━━ STORED ROWS ━━

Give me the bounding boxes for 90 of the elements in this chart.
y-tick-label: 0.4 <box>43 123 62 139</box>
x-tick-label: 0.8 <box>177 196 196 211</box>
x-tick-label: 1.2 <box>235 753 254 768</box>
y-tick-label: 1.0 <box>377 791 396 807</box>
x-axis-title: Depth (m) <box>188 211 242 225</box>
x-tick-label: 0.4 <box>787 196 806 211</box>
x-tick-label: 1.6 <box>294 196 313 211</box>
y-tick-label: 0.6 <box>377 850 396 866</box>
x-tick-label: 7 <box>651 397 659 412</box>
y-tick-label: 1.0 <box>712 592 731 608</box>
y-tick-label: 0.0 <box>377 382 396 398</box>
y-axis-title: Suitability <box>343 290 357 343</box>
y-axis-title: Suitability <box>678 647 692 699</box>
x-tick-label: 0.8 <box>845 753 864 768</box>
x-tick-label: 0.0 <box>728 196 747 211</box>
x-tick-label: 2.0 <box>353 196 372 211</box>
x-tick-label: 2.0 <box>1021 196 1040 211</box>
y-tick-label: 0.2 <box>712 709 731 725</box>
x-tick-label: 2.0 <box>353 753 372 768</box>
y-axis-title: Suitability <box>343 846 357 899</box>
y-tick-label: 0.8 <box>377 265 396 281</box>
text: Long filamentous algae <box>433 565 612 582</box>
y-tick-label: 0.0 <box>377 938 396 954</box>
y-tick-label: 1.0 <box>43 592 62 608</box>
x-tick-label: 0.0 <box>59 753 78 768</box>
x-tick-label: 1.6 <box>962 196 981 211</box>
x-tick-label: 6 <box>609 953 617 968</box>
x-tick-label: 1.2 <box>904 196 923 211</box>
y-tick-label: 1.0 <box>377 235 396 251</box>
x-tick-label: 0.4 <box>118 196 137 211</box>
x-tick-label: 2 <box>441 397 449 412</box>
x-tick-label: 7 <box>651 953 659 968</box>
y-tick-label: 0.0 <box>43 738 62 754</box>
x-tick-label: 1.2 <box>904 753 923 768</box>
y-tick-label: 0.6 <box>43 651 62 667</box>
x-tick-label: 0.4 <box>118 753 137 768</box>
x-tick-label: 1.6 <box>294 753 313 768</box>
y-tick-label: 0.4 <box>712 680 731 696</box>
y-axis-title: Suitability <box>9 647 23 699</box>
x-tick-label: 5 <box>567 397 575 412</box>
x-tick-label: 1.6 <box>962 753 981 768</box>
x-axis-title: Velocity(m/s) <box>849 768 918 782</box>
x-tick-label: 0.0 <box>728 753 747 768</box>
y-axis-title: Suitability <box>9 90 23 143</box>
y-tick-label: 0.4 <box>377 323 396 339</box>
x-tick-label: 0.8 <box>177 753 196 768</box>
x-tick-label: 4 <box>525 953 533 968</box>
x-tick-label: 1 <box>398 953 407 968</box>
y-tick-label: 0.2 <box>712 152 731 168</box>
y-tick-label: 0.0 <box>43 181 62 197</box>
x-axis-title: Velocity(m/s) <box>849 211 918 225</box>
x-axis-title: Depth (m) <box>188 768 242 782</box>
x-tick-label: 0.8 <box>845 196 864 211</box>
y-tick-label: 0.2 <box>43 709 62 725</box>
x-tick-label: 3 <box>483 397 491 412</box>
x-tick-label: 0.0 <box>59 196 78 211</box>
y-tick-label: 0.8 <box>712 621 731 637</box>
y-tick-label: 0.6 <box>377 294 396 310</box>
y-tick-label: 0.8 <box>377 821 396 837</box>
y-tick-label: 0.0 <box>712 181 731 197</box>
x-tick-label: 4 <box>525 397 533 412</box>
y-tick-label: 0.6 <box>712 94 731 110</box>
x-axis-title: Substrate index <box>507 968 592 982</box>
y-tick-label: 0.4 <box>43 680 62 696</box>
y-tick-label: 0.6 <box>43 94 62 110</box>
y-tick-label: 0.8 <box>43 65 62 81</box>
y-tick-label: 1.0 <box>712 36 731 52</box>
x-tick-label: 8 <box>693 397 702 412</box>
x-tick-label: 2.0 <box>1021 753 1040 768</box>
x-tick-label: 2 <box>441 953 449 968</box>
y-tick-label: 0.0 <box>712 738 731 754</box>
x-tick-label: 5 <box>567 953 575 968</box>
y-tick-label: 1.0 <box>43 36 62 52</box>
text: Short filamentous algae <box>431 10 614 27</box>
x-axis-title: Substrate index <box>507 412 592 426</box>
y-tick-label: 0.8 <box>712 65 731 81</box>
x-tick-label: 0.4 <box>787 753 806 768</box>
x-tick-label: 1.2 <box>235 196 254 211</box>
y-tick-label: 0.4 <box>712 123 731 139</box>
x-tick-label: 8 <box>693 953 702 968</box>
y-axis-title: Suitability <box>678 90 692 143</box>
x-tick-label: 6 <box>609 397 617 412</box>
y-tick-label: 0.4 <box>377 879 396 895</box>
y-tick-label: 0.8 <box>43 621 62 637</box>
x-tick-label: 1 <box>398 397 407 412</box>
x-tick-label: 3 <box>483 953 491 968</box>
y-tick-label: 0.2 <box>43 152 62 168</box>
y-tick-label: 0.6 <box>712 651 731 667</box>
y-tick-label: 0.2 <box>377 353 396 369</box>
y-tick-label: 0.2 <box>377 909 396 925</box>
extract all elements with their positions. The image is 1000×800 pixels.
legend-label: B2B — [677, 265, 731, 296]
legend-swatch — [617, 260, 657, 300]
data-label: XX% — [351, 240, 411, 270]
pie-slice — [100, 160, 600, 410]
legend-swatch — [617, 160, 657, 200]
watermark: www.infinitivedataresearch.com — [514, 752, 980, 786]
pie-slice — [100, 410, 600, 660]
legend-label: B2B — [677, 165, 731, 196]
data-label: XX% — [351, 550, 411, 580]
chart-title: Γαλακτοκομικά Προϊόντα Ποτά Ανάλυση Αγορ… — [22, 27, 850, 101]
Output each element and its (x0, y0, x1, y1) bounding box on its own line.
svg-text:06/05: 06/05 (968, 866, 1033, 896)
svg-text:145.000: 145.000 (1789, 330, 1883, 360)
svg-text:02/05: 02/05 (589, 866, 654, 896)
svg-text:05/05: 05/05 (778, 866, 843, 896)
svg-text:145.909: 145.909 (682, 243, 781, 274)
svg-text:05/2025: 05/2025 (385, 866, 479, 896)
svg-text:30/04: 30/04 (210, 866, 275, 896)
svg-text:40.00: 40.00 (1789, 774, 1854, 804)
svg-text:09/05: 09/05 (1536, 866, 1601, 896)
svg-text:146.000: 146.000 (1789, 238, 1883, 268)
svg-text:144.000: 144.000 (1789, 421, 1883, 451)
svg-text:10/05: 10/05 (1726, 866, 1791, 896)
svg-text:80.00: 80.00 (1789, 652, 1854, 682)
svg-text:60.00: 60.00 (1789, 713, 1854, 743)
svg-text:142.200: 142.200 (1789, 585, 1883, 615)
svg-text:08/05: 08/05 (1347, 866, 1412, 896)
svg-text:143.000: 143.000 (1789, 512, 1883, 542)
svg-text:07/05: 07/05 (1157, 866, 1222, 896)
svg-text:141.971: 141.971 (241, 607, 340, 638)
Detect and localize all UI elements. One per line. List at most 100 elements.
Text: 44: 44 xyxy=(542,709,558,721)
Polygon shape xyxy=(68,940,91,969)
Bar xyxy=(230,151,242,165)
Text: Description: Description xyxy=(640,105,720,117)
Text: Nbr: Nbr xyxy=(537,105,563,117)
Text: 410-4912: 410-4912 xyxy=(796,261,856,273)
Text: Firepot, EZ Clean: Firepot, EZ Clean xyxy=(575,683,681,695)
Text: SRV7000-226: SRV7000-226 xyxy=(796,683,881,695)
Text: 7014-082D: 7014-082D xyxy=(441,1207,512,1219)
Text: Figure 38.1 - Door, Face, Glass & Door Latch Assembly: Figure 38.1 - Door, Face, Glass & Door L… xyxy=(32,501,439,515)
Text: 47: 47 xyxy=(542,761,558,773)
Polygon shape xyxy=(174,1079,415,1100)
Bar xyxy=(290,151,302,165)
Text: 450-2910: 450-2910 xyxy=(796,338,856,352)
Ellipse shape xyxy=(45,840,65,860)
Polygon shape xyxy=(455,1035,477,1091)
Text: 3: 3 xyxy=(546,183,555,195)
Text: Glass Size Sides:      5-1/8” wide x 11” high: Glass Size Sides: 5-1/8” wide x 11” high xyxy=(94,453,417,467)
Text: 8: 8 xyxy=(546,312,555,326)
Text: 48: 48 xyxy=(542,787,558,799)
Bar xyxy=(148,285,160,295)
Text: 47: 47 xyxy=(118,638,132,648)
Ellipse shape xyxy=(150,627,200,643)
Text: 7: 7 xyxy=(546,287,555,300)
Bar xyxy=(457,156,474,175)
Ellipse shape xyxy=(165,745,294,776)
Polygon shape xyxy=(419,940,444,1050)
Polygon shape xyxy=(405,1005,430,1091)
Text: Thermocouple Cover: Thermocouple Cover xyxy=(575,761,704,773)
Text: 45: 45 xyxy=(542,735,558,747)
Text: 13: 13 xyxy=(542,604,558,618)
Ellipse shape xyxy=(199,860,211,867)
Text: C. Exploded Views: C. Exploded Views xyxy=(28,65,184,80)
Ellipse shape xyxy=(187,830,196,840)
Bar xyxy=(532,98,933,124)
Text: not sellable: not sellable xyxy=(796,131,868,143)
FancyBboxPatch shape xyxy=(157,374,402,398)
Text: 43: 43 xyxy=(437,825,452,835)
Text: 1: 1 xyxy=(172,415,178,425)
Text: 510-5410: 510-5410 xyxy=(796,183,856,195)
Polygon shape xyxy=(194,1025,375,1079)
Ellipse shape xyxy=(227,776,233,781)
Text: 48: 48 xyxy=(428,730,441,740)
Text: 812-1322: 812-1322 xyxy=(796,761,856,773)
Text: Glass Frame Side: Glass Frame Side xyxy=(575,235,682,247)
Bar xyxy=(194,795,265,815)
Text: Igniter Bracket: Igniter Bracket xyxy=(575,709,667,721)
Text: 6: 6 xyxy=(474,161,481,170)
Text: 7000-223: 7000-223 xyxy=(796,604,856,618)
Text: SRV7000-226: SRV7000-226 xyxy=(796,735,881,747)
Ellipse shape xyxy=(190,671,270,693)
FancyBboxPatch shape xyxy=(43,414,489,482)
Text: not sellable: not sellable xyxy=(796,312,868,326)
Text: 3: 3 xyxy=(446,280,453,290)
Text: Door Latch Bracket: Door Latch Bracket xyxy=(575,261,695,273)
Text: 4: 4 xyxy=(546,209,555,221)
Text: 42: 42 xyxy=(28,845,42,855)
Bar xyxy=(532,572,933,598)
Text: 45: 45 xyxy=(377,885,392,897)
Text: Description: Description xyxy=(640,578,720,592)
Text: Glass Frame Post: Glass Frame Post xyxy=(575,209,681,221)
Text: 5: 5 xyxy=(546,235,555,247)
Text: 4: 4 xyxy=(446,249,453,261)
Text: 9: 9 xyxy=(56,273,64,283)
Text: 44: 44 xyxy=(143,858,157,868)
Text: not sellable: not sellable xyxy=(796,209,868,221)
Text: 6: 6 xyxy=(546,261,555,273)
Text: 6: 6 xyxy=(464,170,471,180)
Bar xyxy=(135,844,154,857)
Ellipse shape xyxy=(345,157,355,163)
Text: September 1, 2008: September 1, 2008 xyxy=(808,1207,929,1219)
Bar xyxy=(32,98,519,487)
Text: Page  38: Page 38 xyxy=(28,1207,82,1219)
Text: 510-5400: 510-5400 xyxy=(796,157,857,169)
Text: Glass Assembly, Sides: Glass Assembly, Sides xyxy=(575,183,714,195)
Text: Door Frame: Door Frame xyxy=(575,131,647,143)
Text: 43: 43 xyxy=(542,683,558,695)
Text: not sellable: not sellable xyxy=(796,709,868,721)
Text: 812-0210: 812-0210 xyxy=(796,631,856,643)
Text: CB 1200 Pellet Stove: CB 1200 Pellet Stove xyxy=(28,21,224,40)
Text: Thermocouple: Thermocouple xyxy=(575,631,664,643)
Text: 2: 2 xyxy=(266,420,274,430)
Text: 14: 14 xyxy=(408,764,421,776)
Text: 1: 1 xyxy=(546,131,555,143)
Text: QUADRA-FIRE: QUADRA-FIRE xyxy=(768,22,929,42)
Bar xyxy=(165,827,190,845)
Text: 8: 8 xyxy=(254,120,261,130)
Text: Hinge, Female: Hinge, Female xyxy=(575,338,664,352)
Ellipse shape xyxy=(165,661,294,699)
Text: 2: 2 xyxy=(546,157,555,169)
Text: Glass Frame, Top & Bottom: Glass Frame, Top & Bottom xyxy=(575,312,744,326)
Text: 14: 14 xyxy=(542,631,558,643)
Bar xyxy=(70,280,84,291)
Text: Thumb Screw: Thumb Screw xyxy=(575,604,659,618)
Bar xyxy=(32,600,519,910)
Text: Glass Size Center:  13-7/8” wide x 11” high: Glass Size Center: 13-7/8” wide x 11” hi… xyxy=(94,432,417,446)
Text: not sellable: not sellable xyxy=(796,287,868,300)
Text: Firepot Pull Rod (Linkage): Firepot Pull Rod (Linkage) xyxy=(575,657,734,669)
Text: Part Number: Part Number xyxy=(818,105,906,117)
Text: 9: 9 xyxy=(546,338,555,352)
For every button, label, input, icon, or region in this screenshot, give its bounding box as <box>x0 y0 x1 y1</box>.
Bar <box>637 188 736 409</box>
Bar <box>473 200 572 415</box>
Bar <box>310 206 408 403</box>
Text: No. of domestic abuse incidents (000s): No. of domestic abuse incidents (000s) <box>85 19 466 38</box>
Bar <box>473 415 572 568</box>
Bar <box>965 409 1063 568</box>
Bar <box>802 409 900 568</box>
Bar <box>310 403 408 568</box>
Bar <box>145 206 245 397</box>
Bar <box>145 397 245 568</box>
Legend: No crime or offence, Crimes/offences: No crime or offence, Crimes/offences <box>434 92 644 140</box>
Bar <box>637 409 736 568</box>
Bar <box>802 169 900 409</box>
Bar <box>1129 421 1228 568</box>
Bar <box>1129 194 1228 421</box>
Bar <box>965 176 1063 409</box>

━━━

▸ **GIVEN INSTRUCTION**:
Identify every line of the data above that contains the string "this", and copy each of those lines.

▸ **EXERCISE RESULT**:
Give me the bounding boxes for 90 of the elements in this chart.
For every button, label, input, icon, or region in this screenshot, give its bounding box as <box>x0 y0 x1 y1</box>.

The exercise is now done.